• Given task
Reproduce all the entries exactly.

• Stored entries
------------
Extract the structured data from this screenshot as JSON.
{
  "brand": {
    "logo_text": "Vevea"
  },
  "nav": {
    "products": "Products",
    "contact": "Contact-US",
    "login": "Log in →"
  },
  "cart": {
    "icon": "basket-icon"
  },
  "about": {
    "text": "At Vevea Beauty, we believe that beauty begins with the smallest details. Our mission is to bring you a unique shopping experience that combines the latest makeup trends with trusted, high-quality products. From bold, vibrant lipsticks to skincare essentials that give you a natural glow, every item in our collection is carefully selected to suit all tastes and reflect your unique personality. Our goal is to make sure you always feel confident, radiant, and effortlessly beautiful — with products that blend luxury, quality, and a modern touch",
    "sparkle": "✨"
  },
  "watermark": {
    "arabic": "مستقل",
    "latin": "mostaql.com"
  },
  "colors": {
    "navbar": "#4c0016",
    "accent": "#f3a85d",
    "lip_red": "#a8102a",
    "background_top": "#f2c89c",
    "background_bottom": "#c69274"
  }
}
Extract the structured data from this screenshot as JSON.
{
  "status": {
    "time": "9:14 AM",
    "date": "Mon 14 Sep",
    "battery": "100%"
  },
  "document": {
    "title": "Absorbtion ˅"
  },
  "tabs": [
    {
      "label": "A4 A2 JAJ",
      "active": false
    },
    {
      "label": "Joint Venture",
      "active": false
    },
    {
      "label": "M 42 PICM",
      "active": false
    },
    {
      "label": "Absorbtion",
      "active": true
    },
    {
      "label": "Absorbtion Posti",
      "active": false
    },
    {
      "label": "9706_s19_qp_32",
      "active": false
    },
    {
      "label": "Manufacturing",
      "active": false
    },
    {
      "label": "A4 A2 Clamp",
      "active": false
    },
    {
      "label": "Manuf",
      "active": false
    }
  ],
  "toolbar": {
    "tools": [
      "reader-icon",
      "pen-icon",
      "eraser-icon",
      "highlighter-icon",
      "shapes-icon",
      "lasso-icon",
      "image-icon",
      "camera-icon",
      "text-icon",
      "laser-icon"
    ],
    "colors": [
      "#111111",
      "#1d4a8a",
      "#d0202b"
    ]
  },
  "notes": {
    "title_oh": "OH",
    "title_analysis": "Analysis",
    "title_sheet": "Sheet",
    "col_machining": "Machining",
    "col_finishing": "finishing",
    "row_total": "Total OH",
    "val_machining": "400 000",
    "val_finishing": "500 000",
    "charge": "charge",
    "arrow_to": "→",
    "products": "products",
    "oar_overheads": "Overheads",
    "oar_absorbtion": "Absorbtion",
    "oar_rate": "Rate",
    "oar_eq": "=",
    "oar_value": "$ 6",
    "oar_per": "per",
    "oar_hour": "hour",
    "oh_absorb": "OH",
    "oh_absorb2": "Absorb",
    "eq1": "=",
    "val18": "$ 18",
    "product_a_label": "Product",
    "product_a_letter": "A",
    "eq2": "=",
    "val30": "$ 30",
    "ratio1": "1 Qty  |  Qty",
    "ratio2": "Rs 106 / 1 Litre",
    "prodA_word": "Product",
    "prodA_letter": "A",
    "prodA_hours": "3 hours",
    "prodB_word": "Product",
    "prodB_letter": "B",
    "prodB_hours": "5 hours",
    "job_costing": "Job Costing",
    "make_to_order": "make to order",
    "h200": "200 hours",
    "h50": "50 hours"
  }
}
------------
• Solution for this exercise
Extract the structured data from this screenshot as JSON.
{
  "brand": {
    "logo_text": "Vevea"
  },
  "nav": {
    "products": "Products",
    "contact": "Contact-US",
    "login": "Log in →"
  },
  "cart": {
    "icon": "basket-icon"
  },
  "about": {
    "text": "At Vevea Beauty, we believe that beauty begins with the smallest details. Our mission is to bring you a unique shopping experience that combines the latest makeup trends with trusted, high-quality products. From bold, vibrant lipsticks to skincare essentials that give you a natural glow, every item in our collection is carefully selected to suit all tastes and reflect your unique personality. Our goal is to make sure you always feel confident, radiant, and effortlessly beautiful — with products that blend luxury, quality, and a modern touch",
    "sparkle": "✨"
  },
  "watermark": {
    "arabic": "مستقل",
    "latin": "mostaql.com"
  },
  "colors": {
    "navbar": "#4c0016",
    "accent": "#f3a85d",
    "lip_red": "#a8102a",
    "background_top": "#f2c89c",
    "background_bottom": "#c69274"
  }
}
Extract the structured data from this screenshot as JSON.
{
  "status": {
    "time": "9:14 AM",
    "date": "Mon 14 Sep",
    "battery": "100%"
  },
  "document": {
    "title": "Absorbtion ˅"
  },
  "tabs": [
    {
      "label": "A4 A2 JAJ",
      "active": false
    },
    {
      "label": "Joint Venture",
      "active": false
    },
    {
      "label": "M 42 PICM",
      "active": false
    },
    {
      "label": "Absorbtion",
      "active": true
    },
    {
      "label": "Absorbtion Posti",
      "active": false
    },
    {
      "label": "9706_s19_qp_32",
      "active": false
    },
    {
      "label": "Manufacturing",
      "active": false
    },
    {
      "label": "A4 A2 Clamp",
      "active": false
    },
    {
      "label": "Manuf",
      "active": false
    }
  ],
  "toolbar": {
    "tools": [
      "reader-icon",
      "pen-icon",
      "eraser-icon",
      "highlighter-icon",
      "shapes-icon",
      "lasso-icon",
      "image-icon",
      "camera-icon",
      "text-icon",
      "laser-icon"
    ],
    "colors": [
      "#111111",
      "#1d4a8a",
      "#d0202b"
    ]
  },
  "notes": {
    "title_oh": "OH",
    "title_analysis": "Analysis",
    "title_sheet": "Sheet",
    "col_machining": "Machining",
    "col_finishing": "finishing",
    "row_total": "Total OH",
    "val_machining": "400 000",
    "val_finishing": "500 000",
    "charge": "charge",
    "arrow_to": "→",
    "products": "products",
    "oar_overheads": "Overheads",
    "oar_absorbtion": "Absorbtion",
    "oar_rate": "Rate",
    "oar_eq": "=",
    "oar_value": "$ 6",
    "oar_per": "per",
    "oar_hour": "hour",
    "oh_absorb": "OH",
    "oh_absorb2": "Absorb",
    "eq1": "=",
    "val18": "$ 18",
    "product_a_label": "Product",
    "product_a_letter": "A",
    "eq2": "=",
    "val30": "$ 30",
    "ratio1": "1 Qty  |  Qty",
    "ratio2": "Rs 106 / 1 Litre",
    "prodA_word": "Product",
    "prodA_letter": "A",
    "prodA_hours": "3 hours",
    "prodB_word": "Product",
    "prodB_letter": "B",
    "prodB_hours": "5 hours",
    "job_costing": "Job Costing",
    "make_to_order": "make to order",
    "h200": "200 hours",
    "h50": "50 hours"
  }
}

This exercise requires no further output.